Consignes de l'exercice —
D'après l'extrait du document ci-dessous, qu'a statué la Cour suprême en 1994 au sujet des prélèvements, en l'absence d'une loi ?

Dignité de la personne

À son avis, l’établissement d’une banque de données génétiques est tout à fait pertinent et «de nature à servir les intérêts de la justice». Mais la situation n’a pas toujours été aussi reluisante à ses yeux. Au moment où elle a entrepris sa recherche (sous la direction des professeurs Bartha Maria Knoppers et Pierre Béliveau), il n’existait aucune loi sur la preuve par ADN au Canada.

«La première cause où une preuve par ADN a été présentée devant les tribunaux remonte à 1988, mais à ce moment rien n’encadrait le prélèvement des échantillons corporels. Plusieurs autres causes ont suivi et l’empreinte génétique était acceptée comme élément de preuve sur la seule base de sa pertinence.»

En 1994, la Cour suprême a statué qu’en l’absence d’une loi les prélèvements devaient être librement consentis. «Le consentement libre et éclairé était nécessaire puisque l’empreinte génétique livre beaucoup plus d’information, et de l’information beaucoup plus intime, que les empreintes digitales; on peut connaître la filiation d’une personne ou ses susceptibilités à certaines maladies. Avec ce type de renseignements, c’est l’intégrité de la vie privée plutôt que l’intégrité physique qui est menacée et, en l’absence d’une loi, la dignité de la personne n’était pas assurée.»

La publication du premier article de la thèse de Marie Angèle Grimaud a mis ce risque en lumière et, dès 1995, le gouvernement fédéral a adopté une première loi autorisant les prélèvements corporels si un mandat est délivré à cette fin. Aux yeux de la chercheuse, le gouvernement a procédé un peu trop rapidement — en l’espace de moins d’un mois! — et ses articles subséquents ont relevé plusieurs lacunes qui ont dû être corrigées par la suite.


Assurer la justice

Selon la loi actuelle, les prélèvements corporels ne sont autorisés que pour une série d’infractions désignées dans la loi, par exemple les crimes sexuels, les meurtres, les enlèvements, les voies de fait, les vols avec violence ou encore la conduite avec capacités affaiblies causant des blessures ou la mort. Toute personne reconnue coupable de l’une des infractions désignées doit soumettre un échantillon corporel pour établissement de l’empreinte génétique dans la mesure où l’effet sur sa vie privée n’est pas «nettement démesuré par rapport à l’intérêt public».

Données brutes —
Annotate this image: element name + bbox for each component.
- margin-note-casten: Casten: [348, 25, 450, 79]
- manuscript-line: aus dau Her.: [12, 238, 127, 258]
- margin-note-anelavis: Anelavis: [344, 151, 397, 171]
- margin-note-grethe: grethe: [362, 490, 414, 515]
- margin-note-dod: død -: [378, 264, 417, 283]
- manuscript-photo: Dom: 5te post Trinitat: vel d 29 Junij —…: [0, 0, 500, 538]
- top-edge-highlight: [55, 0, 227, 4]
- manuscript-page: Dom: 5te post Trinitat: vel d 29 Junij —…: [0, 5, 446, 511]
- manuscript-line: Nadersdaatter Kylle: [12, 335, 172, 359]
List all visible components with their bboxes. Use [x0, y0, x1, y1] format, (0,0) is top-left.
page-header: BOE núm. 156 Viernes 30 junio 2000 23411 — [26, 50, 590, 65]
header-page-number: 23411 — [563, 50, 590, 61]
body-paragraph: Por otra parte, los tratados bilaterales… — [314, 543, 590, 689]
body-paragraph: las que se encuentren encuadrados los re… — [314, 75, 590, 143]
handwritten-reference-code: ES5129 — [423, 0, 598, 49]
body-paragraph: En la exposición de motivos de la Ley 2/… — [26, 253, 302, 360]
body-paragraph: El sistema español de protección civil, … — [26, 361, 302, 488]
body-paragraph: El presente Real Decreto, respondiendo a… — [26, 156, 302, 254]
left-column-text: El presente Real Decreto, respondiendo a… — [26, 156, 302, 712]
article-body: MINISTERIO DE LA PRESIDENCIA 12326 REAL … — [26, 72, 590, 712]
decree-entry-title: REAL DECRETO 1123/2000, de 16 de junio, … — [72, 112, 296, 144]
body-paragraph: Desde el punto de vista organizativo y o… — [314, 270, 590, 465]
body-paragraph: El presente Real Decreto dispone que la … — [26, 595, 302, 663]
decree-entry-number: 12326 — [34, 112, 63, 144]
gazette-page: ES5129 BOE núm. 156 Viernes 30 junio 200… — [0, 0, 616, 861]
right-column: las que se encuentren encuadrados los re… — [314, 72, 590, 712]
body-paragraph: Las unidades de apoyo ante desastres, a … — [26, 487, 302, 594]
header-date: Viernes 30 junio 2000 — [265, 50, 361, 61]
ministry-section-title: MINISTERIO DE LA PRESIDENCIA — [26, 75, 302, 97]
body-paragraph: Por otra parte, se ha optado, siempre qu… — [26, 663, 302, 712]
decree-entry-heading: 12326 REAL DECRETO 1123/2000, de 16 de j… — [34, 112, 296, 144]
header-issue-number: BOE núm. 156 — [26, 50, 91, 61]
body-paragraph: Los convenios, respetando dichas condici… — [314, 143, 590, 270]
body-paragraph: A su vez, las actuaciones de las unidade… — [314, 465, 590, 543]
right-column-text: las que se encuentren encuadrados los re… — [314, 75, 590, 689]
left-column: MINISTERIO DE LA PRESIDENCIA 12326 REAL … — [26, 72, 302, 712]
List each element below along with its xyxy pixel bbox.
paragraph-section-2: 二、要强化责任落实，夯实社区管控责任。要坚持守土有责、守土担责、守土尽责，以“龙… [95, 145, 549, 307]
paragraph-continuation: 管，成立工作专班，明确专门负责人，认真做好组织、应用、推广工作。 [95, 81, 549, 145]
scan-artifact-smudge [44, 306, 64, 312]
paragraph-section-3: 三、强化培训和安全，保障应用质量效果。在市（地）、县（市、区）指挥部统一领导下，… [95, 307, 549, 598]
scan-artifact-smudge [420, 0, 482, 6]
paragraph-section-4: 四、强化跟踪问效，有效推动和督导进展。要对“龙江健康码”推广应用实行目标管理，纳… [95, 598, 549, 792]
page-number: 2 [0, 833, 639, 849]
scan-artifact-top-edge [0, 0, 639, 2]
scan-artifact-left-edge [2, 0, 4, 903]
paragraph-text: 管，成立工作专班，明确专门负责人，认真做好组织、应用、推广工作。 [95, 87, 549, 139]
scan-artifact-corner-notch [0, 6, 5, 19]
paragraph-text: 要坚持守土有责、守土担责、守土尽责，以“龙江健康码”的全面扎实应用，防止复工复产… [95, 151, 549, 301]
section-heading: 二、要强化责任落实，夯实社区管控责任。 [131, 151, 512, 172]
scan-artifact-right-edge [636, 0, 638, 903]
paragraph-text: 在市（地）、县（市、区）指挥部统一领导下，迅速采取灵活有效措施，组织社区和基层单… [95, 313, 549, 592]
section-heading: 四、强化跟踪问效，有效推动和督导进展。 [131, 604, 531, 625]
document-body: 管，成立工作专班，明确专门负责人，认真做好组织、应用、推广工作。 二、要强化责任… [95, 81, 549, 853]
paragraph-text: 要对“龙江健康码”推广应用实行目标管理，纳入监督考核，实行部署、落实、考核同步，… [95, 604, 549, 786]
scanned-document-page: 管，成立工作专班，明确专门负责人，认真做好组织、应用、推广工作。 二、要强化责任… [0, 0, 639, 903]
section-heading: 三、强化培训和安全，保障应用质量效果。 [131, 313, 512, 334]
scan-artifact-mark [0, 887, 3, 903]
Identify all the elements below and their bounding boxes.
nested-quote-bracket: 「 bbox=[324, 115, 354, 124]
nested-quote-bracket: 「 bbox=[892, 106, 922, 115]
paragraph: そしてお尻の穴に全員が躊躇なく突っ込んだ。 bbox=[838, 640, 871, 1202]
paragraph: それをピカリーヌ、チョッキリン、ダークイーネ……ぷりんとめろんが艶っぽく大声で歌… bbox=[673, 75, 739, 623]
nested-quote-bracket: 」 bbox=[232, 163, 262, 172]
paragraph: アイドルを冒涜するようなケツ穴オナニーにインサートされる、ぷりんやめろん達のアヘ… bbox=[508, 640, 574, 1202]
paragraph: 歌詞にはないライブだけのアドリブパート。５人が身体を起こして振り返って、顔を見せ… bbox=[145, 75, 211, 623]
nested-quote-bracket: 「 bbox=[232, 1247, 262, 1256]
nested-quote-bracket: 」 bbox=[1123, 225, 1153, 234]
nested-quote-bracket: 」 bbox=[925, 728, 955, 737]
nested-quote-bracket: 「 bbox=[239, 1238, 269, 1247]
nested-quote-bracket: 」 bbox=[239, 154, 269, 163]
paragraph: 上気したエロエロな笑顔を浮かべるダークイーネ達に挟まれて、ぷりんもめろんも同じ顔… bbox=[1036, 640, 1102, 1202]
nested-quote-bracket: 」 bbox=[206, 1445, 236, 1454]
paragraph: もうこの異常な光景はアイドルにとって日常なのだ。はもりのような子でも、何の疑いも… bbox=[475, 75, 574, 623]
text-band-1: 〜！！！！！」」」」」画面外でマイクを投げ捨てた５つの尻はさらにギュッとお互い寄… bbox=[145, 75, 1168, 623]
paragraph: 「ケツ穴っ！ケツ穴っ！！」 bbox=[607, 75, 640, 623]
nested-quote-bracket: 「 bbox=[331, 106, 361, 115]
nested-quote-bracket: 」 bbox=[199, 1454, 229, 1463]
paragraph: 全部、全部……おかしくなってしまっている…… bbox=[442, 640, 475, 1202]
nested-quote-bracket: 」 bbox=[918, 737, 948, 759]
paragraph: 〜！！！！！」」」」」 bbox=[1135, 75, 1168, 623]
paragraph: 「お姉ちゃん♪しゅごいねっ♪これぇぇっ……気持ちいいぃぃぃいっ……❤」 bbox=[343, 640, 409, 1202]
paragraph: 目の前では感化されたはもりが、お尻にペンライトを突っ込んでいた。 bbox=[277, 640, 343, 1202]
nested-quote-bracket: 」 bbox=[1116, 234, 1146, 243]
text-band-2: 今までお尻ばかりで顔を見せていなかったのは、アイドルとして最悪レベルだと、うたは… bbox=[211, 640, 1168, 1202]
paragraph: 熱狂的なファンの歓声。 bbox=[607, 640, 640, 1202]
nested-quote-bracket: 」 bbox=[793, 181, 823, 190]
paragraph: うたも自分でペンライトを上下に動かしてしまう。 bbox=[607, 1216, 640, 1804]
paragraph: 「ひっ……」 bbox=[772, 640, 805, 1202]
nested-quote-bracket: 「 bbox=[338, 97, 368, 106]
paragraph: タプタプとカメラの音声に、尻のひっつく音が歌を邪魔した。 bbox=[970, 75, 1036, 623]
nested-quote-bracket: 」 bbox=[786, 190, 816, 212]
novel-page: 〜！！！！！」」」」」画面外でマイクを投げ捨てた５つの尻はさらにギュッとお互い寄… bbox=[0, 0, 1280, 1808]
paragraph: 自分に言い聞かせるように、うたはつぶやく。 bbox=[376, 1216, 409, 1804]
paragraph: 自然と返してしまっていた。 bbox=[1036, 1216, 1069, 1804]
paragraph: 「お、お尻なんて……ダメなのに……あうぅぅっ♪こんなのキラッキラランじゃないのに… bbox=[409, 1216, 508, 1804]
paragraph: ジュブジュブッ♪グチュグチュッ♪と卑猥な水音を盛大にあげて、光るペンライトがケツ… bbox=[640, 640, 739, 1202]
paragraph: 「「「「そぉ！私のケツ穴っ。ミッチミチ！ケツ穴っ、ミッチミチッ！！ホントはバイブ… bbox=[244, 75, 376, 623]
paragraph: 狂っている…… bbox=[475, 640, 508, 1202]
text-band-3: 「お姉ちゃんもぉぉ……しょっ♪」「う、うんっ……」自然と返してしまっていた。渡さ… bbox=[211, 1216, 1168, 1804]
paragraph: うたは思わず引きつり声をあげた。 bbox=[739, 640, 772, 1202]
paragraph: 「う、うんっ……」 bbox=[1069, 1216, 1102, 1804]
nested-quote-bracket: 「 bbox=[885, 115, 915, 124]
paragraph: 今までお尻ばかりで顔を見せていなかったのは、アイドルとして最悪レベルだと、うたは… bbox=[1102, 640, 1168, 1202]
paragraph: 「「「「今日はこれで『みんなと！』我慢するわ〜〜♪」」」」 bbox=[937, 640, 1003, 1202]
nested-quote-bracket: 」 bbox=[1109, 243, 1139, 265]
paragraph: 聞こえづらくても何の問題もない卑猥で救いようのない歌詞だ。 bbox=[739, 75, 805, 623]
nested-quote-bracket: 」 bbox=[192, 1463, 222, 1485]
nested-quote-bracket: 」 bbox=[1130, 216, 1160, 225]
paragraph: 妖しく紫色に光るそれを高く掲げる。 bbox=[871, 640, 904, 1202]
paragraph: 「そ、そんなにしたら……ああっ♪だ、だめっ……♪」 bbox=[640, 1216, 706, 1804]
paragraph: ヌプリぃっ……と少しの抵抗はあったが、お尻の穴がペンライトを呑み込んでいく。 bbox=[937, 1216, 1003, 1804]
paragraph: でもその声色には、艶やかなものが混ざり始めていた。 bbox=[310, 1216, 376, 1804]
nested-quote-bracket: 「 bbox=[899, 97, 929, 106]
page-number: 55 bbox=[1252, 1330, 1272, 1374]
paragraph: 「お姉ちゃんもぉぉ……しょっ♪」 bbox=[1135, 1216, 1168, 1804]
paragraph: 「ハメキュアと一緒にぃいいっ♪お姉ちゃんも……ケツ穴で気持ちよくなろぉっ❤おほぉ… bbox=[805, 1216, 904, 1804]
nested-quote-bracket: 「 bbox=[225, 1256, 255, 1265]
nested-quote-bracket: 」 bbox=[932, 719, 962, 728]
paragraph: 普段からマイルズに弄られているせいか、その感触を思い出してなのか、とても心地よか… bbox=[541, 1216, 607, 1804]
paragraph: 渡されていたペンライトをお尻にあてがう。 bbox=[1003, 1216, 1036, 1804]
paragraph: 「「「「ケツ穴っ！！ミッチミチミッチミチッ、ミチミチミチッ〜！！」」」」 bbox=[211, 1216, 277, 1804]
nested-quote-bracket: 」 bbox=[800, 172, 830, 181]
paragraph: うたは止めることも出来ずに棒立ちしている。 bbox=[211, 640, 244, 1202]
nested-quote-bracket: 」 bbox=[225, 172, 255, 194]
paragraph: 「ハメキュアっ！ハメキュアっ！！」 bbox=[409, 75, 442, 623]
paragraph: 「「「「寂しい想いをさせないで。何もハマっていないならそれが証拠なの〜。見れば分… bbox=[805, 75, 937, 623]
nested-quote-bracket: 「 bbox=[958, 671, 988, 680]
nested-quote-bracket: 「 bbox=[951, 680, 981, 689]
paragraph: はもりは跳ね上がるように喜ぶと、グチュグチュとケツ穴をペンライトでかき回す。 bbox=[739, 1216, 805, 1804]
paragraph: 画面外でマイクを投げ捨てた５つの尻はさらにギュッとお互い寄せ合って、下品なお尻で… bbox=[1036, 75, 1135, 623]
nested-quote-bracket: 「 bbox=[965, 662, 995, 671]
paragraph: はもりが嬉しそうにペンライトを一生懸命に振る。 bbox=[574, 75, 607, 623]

Réponse à l'exercice —
Elle a statué qu'en l'absence d'une loi les prélèvements devaient être librement consentis.